> **Work required**
Repeat all the material exactly; pictures stay out of your copy.

** start of Information supplied **

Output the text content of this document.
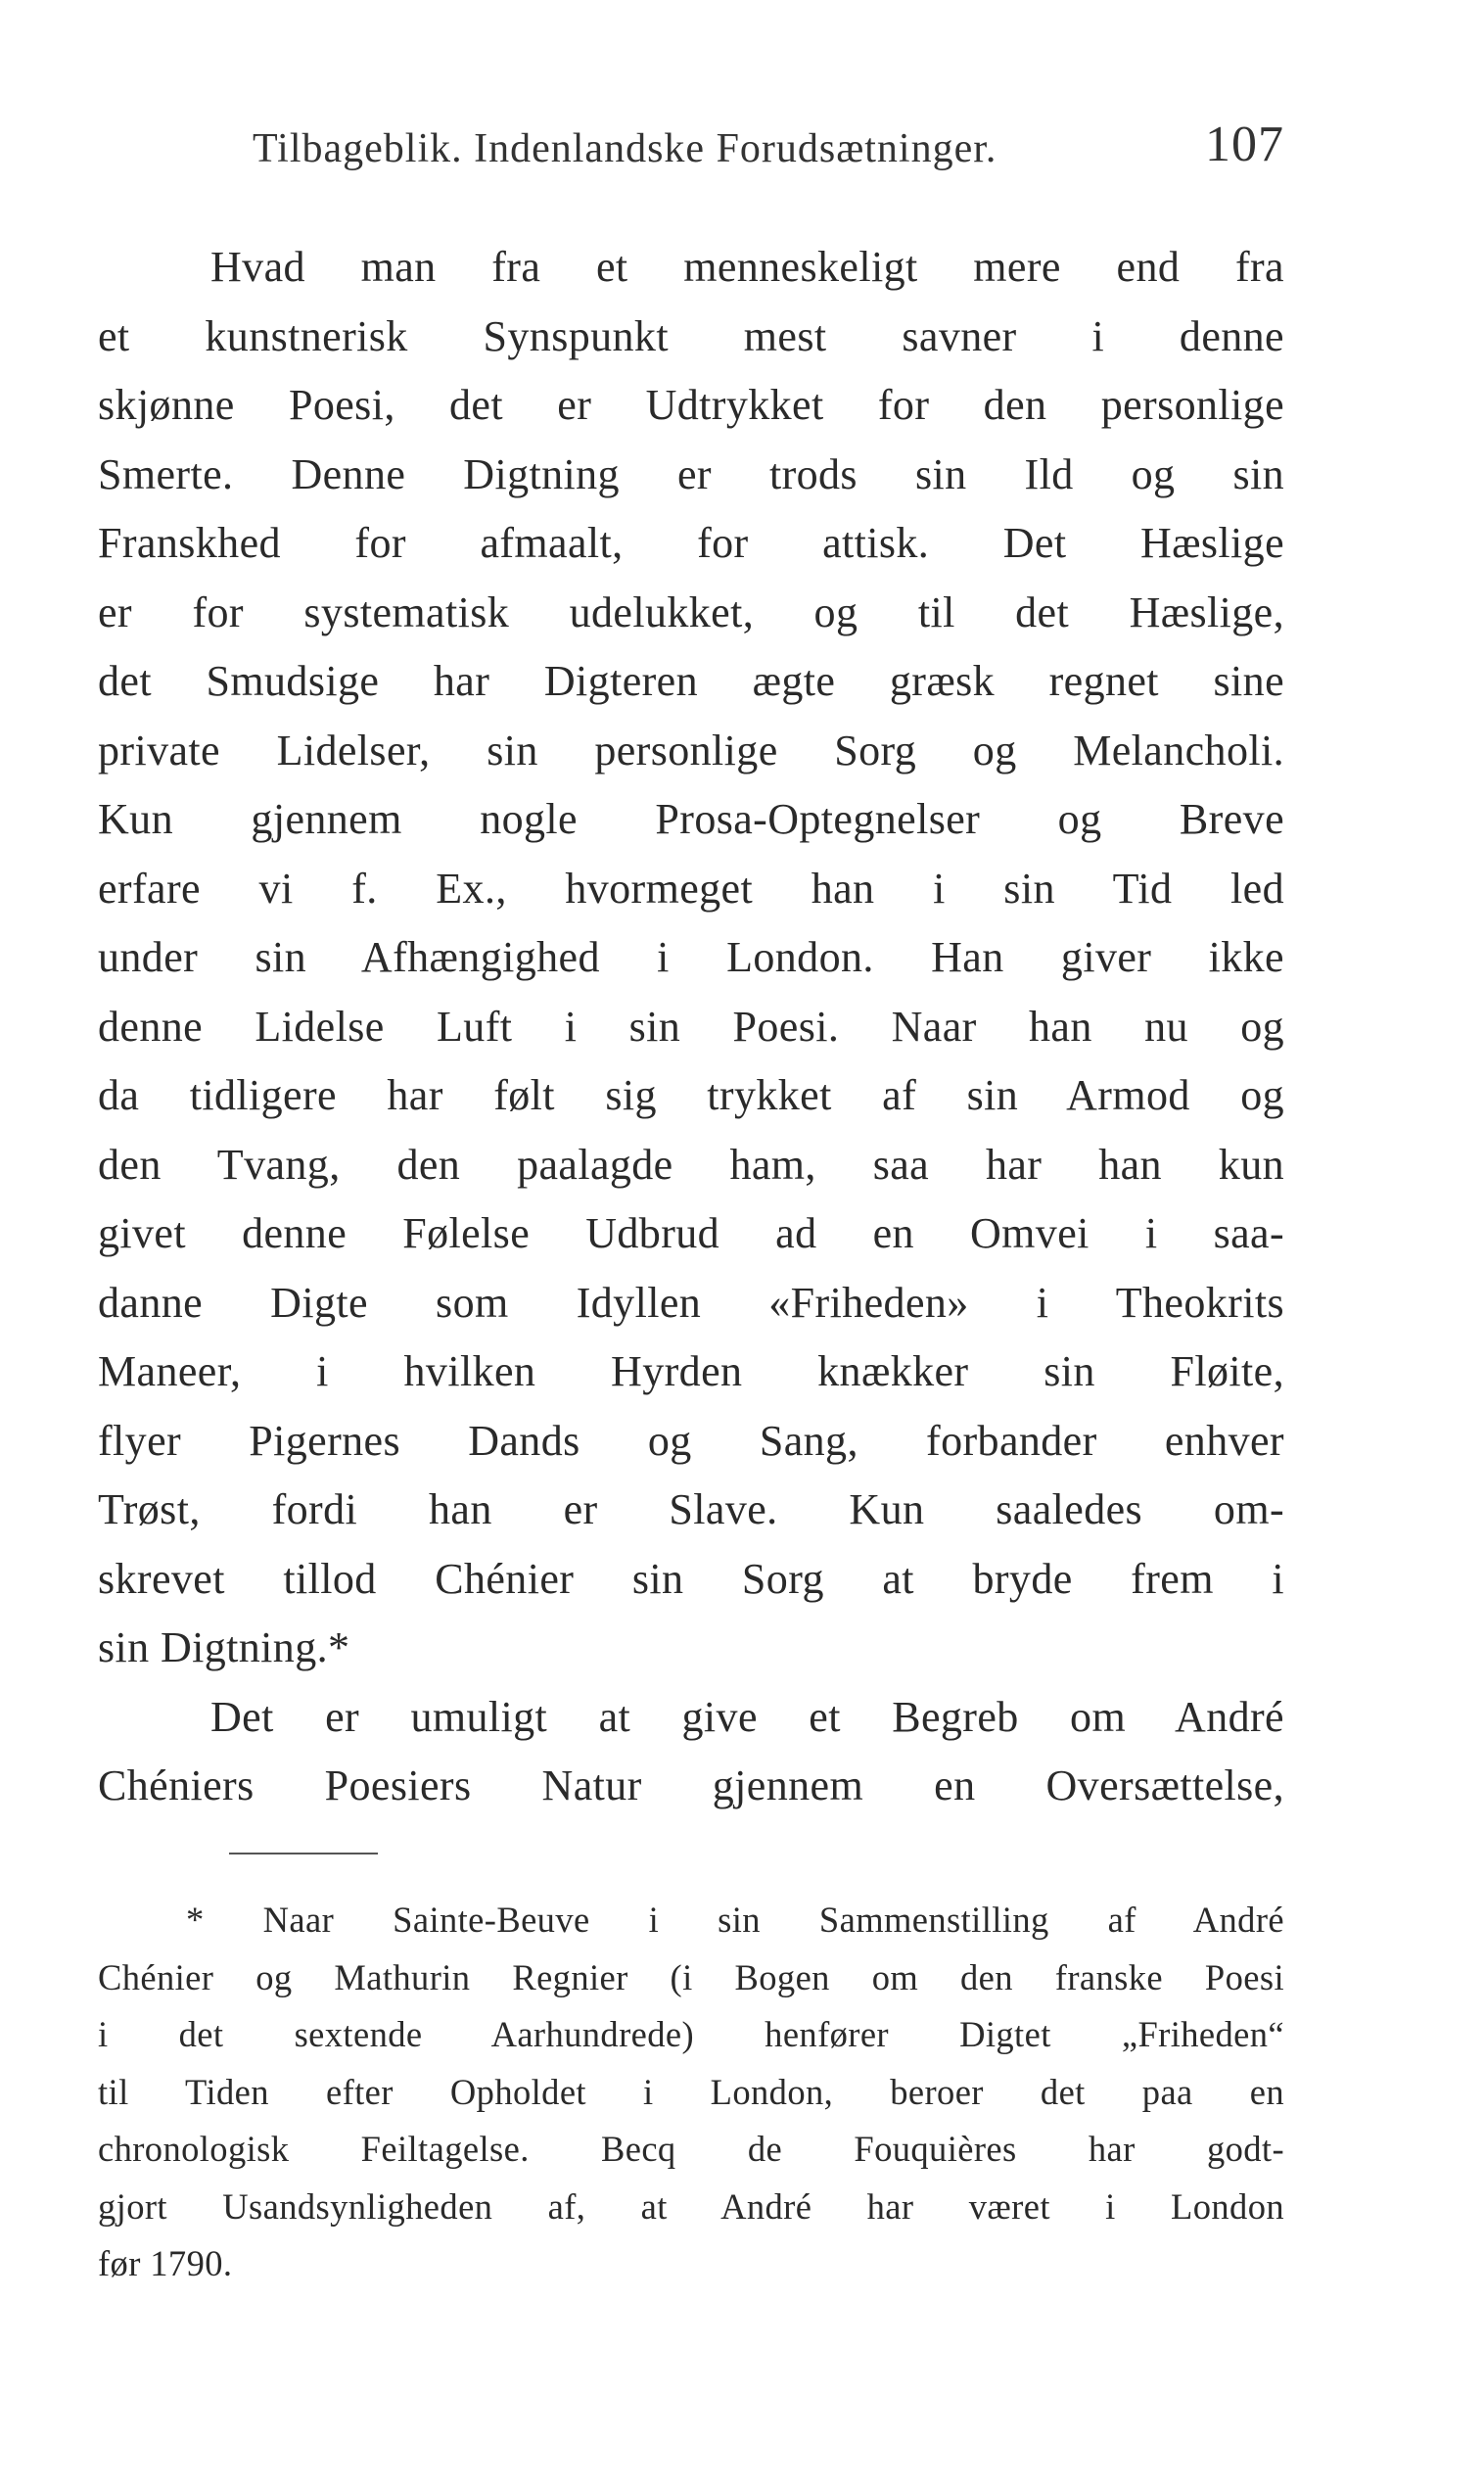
Tilbageblik. Indenlandske Forudsætninger.	107
Hvad man fra et menneskeligt mere end fra
et kunstnerisk Synspunkt mest savner i denne
skjønne Poesi, det er Udtrykket for den personlige
Smerte. Denne Digtning er trods sin Ild og sin
Franskhed for afmaalt, for attisk. Det Hæslige
er for systematisk udelukket, og til det Hæslige,
det Smudsige har Digteren ægte græsk regnet sine
private Lidelser, sin personlige Sorg og Melancholi.
Kun gjennem nogle Prosa-Optegnelser og Breve
erfare vi f. Ex., hvormeget han i sin Tid led
under sin Afhængighed i London. Han giver ikke
denne Lidelse Luft i sin Poesi. Naar han nu og
da tidligere har følt sig trykket af sin Armod og
den Tvang, den paalagde ham, saa har han kun
givet denne Følelse Udbrud ad en Omvei i saa-
danne Digte som Idyllen «Friheden» i Theokrits
Maneer, i hvilken Hyrden knækker sin Fløite,
flyer Pigernes Dands og Sang, forbander enhver
Trøst, fordi han er Slave. Kun saaledes om-
skrevet tillod Chénier sin Sorg at bryde frem i
sin Digtning.*
Det er umuligt at give et Begreb om André
Chéniers Poesiers Natur gjennem en Oversættelse,
* Naar Sainte-Beuve i sin Sammenstilling af André
Chénier og Mathurin Regnier (i Bogen om den franske Poesi
i det sextende Aarhundrede) henfører Digtet „Friheden“
til Tiden efter Opholdet i London, beroer det paa en
chronologisk Feiltagelse. Becq de Fouquières har godt-
gjort Usandsynligheden af, at André har været i London
før 1790.
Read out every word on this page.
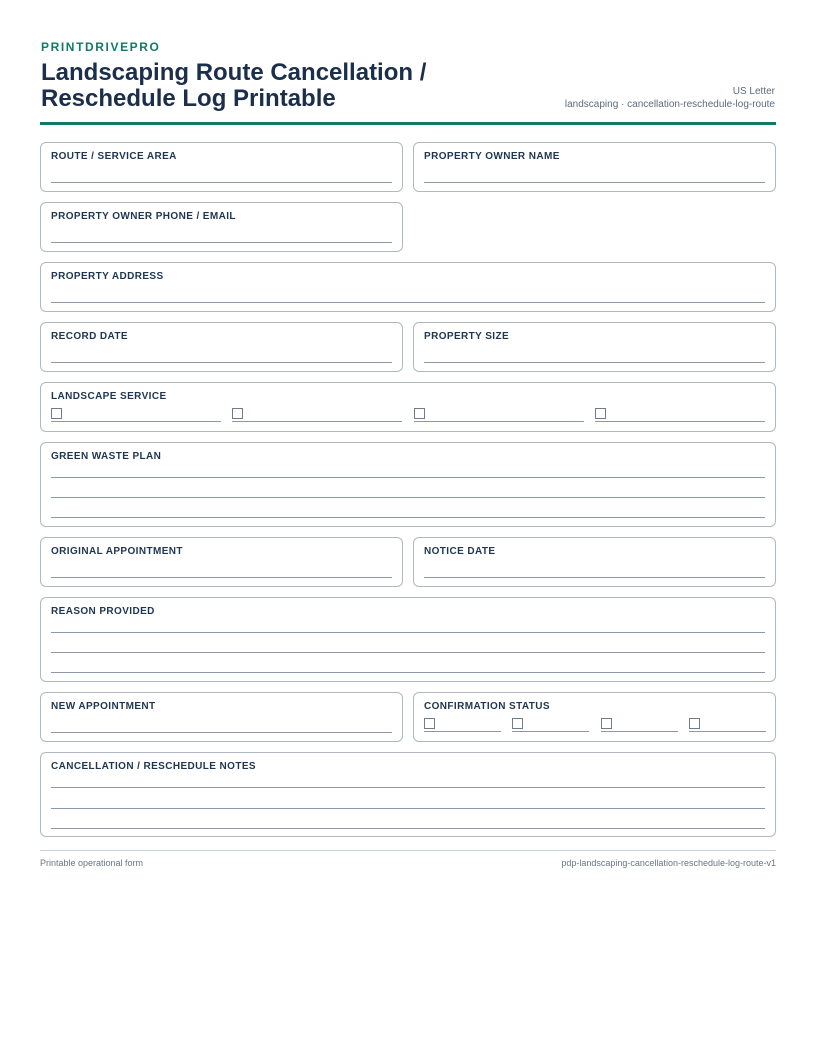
PRINTDRIVEPRO
Landscaping Route Cancellation / Reschedule Log Printable	US Letter
landscaping · cancellation-reschedule-log-route
ROUTE / SERVICE AREA	PROPERTY OWNER NAME
PROPERTY OWNER PHONE / EMAIL
PROPERTY ADDRESS
RECORD DATE	PROPERTY SIZE
LANDSCAPE SERVICE
GREEN WASTE PLAN
ORIGINAL APPOINTMENT	NOTICE DATE
REASON PROVIDED
NEW APPOINTMENT	CONFIRMATION STATUS
CANCELLATION / RESCHEDULE NOTES
Printable operational form	pdp-landscaping-cancellation-reschedule-log-route-v1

** end of Information supplied **

> **The reply**
Output the text content of this document.
Tilbageblik. Indenlandske Forudsætninger.	107
Hvad man fra et menneskeligt mere end fra
et kunstnerisk Synspunkt mest savner i denne
skjønne Poesi, det er Udtrykket for den personlige
Smerte. Denne Digtning er trods sin Ild og sin
Franskhed for afmaalt, for attisk. Det Hæslige
er for systematisk udelukket, og til det Hæslige,
det Smudsige har Digteren ægte græsk regnet sine
private Lidelser, sin personlige Sorg og Melancholi.
Kun gjennem nogle Prosa-Optegnelser og Breve
erfare vi f. Ex., hvormeget han i sin Tid led
under sin Afhængighed i London. Han giver ikke
denne Lidelse Luft i sin Poesi. Naar han nu og
da tidligere har følt sig trykket af sin Armod og
den Tvang, den paalagde ham, saa har han kun
givet denne Følelse Udbrud ad en Omvei i saa-
danne Digte som Idyllen «Friheden» i Theokrits
Maneer, i hvilken Hyrden knækker sin Fløite,
flyer Pigernes Dands og Sang, forbander enhver
Trøst, fordi han er Slave. Kun saaledes om-
skrevet tillod Chénier sin Sorg at bryde frem i
sin Digtning.*
Det er umuligt at give et Begreb om André
Chéniers Poesiers Natur gjennem en Oversættelse,
* Naar Sainte-Beuve i sin Sammenstilling af André
Chénier og Mathurin Regnier (i Bogen om den franske Poesi
i det sextende Aarhundrede) henfører Digtet „Friheden“
til Tiden efter Opholdet i London, beroer det paa en
chronologisk Feiltagelse. Becq de Fouquières har godt-
gjort Usandsynligheden af, at André har været i London
før 1790.
Read out every word on this page.
PRINTDRIVEPRO
Landscaping Route Cancellation / Reschedule Log Printable	US Letter
landscaping · cancellation-reschedule-log-route
ROUTE / SERVICE AREA	PROPERTY OWNER NAME
PROPERTY OWNER PHONE / EMAIL
PROPERTY ADDRESS
RECORD DATE	PROPERTY SIZE
LANDSCAPE SERVICE
GREEN WASTE PLAN
ORIGINAL APPOINTMENT	NOTICE DATE
REASON PROVIDED
NEW APPOINTMENT	CONFIRMATION STATUS
CANCELLATION / RESCHEDULE NOTES
Printable operational form	pdp-landscaping-cancellation-reschedule-log-route-v1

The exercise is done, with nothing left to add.